Data for the task:

=-=-=-=-=

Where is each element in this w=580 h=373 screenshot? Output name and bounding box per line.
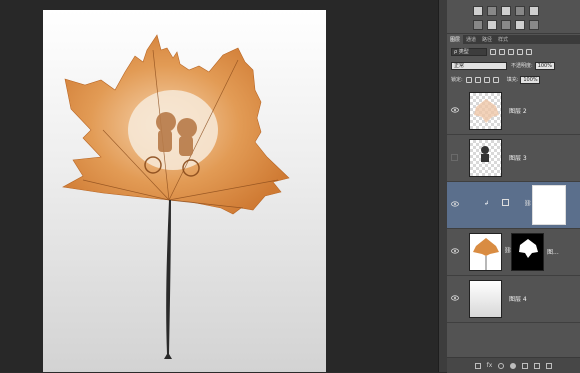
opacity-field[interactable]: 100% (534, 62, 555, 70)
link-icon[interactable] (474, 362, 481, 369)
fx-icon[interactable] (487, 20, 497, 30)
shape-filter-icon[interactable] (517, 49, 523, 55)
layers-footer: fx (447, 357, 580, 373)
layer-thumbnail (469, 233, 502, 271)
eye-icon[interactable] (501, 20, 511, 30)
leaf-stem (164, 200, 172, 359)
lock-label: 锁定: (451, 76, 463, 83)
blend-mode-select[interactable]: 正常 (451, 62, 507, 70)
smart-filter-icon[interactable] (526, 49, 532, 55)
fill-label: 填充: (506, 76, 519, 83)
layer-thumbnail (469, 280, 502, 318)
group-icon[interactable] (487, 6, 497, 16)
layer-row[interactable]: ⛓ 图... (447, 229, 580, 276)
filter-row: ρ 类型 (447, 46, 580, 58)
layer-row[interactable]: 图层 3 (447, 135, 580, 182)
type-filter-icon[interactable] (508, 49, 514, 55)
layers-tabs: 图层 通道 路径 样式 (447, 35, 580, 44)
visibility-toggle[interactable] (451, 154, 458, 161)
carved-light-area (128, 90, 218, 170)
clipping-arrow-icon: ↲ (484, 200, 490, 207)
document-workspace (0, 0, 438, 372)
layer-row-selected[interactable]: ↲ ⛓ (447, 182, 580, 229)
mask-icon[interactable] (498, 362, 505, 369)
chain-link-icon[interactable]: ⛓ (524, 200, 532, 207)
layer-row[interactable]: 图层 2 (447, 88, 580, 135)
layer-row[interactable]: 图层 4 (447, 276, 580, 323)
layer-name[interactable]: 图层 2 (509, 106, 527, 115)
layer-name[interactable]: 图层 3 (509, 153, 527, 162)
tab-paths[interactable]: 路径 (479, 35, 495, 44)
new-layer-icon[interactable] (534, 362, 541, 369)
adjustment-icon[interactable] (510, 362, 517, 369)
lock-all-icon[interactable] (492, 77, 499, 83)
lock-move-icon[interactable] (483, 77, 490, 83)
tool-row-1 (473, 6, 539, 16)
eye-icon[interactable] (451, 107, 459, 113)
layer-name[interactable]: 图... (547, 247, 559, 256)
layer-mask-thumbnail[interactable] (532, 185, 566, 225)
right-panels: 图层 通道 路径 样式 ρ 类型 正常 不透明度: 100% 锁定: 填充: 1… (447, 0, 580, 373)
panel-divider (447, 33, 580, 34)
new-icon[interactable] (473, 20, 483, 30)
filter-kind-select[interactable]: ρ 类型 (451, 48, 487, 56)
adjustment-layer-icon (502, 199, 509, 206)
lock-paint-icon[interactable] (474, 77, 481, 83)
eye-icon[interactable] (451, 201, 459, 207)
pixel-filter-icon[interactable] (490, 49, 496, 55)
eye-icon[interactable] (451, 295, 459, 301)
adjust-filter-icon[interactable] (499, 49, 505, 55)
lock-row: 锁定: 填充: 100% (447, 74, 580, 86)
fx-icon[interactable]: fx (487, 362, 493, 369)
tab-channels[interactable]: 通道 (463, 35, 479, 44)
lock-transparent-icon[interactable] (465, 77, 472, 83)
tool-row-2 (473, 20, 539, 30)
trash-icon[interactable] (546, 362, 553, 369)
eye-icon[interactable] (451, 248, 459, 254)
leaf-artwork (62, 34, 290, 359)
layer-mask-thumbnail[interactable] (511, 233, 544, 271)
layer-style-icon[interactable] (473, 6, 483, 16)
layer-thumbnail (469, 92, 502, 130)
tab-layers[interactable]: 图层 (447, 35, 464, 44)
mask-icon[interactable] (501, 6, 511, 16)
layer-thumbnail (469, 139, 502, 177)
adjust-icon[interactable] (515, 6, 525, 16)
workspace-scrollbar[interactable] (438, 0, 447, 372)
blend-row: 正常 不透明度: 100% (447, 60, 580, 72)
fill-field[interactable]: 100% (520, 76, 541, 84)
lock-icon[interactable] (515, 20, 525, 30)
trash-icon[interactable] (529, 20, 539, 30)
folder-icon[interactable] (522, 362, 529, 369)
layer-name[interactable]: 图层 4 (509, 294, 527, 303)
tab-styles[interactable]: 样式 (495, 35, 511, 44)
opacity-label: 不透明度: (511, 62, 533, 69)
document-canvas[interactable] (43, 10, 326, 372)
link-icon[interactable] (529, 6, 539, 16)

=-=-=-=-=

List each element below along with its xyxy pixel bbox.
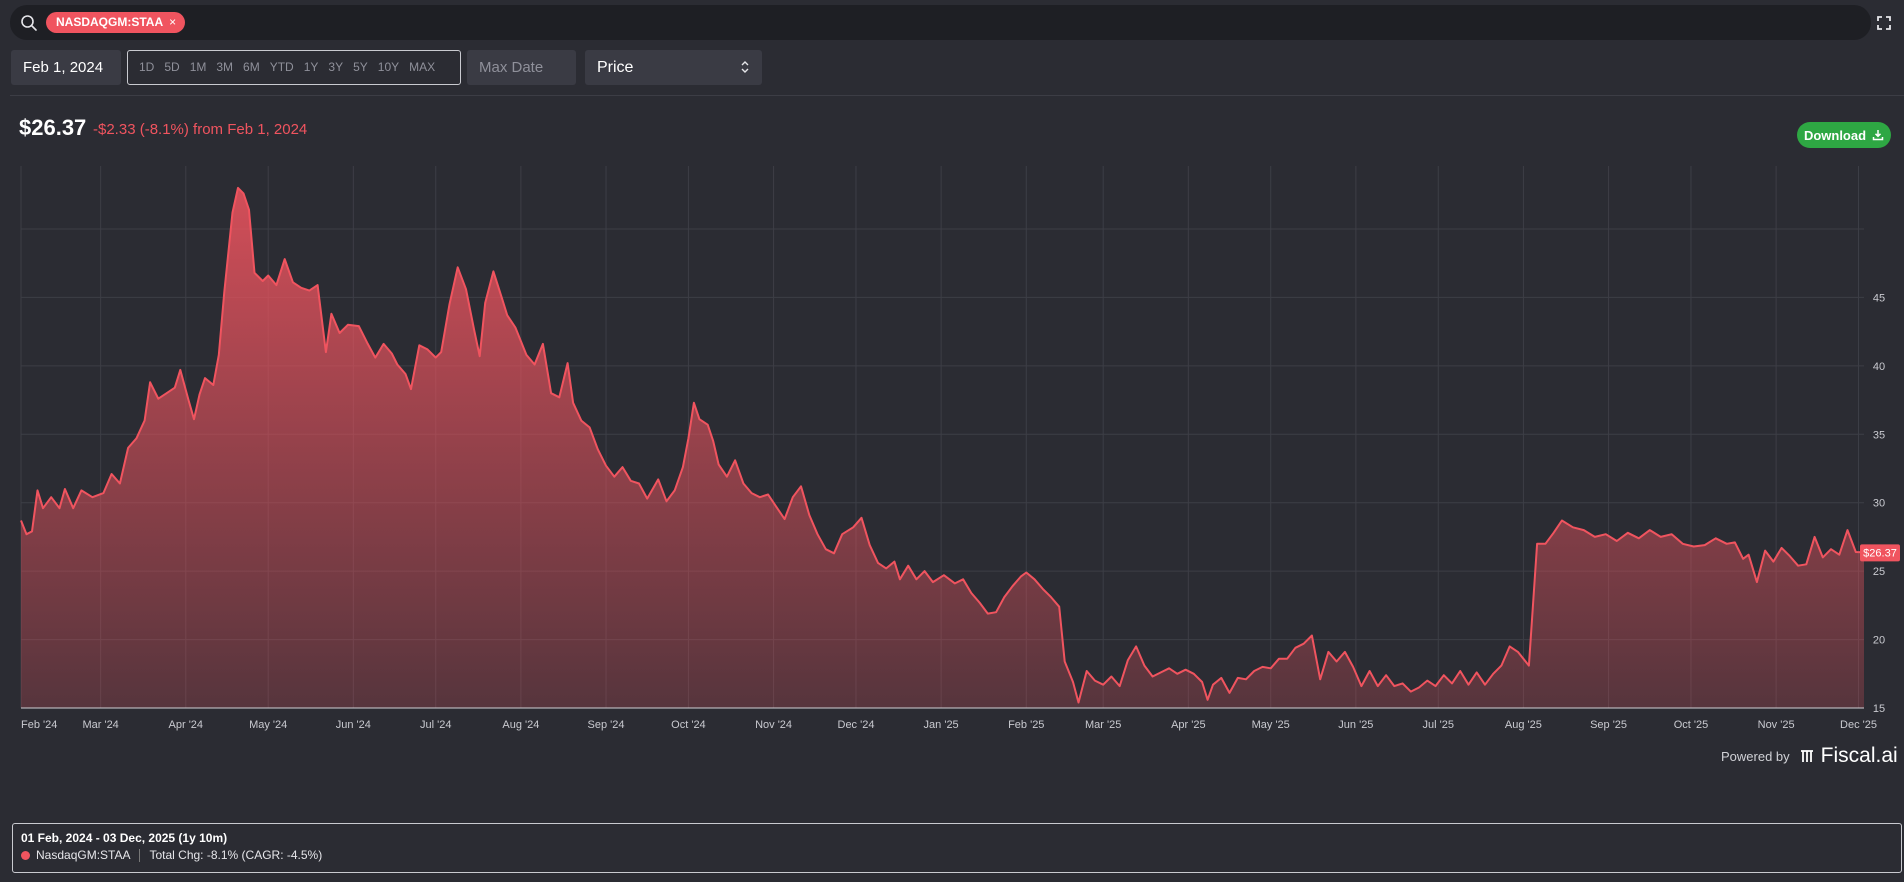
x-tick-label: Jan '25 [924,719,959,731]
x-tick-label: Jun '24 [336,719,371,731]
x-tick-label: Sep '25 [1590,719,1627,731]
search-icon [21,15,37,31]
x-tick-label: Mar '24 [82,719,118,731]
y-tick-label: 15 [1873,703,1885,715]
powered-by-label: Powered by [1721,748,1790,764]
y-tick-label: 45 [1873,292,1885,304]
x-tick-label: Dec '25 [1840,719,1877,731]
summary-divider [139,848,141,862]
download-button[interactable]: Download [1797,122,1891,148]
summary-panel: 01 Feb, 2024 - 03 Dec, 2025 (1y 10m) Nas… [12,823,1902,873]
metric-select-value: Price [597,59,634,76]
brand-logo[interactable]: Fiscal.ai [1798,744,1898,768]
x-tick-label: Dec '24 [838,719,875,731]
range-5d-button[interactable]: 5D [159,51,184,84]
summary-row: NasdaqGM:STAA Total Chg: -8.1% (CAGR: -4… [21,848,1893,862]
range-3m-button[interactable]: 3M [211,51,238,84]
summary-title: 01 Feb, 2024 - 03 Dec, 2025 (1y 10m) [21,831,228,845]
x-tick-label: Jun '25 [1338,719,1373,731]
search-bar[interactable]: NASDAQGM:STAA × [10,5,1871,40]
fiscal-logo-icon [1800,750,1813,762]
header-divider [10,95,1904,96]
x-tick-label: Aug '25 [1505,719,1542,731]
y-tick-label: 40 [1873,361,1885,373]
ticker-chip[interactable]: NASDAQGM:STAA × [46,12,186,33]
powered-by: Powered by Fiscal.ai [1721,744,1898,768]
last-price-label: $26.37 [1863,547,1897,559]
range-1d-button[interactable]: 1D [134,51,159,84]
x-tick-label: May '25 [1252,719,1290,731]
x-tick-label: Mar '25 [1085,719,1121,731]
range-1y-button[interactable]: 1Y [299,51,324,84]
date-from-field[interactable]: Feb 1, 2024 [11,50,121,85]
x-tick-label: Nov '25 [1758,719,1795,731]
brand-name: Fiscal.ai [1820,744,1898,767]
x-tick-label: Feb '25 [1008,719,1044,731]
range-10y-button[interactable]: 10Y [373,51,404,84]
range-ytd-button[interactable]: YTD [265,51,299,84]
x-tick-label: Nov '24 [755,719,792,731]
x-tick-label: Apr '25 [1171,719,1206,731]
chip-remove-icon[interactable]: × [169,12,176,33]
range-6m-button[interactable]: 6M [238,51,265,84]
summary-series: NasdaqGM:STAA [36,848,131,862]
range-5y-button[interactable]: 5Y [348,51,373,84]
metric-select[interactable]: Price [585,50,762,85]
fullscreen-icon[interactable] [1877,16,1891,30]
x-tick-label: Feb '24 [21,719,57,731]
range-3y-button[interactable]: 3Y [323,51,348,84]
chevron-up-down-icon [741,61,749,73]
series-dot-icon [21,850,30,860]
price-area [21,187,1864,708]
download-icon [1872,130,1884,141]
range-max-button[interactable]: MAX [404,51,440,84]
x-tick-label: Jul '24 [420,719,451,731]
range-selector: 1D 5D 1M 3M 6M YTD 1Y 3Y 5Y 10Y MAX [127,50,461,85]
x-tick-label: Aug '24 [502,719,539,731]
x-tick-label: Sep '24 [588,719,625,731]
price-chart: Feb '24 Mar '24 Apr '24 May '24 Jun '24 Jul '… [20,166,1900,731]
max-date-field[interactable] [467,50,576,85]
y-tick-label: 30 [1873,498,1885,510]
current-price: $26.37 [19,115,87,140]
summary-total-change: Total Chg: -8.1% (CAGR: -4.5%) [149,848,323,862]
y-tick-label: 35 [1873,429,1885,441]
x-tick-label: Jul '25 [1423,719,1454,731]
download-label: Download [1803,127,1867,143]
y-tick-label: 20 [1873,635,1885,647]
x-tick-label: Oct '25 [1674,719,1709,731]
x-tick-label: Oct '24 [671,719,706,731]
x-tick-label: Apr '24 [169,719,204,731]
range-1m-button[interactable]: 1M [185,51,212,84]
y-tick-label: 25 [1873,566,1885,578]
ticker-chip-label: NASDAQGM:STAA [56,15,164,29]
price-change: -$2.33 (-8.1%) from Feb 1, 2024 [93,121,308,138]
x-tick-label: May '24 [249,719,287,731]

=-=-=-=-=

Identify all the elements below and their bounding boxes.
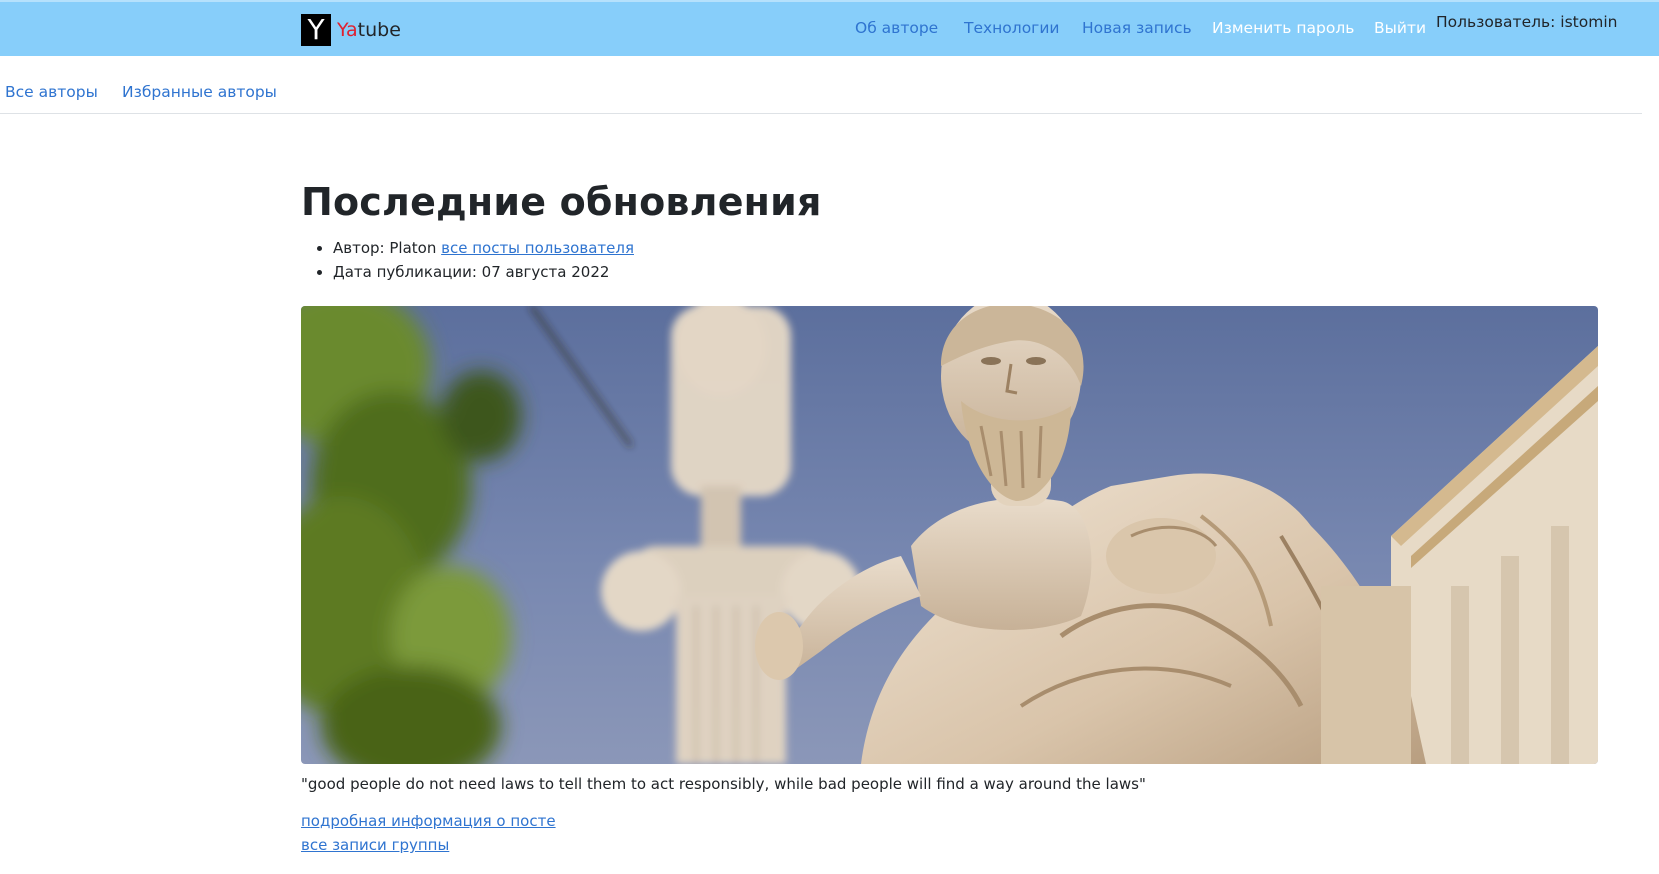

=-=-=-=-=

Written instruction: Copy the lines of the records starting with the line containing "List each element" and going on through the line containing "summary-panel: 01 Feb, 2024", leaving out the pictures.

Full output:
List each element below along with its xyxy pixel bbox.
x-tick-label: Jan '25 [924,719,959,731]
x-tick-label: Jun '24 [336,719,371,731]
x-tick-label: Sep '25 [1590,719,1627,731]
search-icon [21,15,37,31]
x-tick-label: Mar '24 [82,719,118,731]
y-tick-label: 15 [1873,703,1885,715]
powered-by-label: Powered by [1721,748,1790,764]
y-tick-label: 45 [1873,292,1885,304]
x-tick-label: Dec '25 [1840,719,1877,731]
summary-divider [139,848,141,862]
download-button[interactable]: Download [1797,122,1891,148]
summary-panel: 01 Feb, 2024 - 03 Dec, 2025 (1y 10m) Nas… [12,823,1902,873]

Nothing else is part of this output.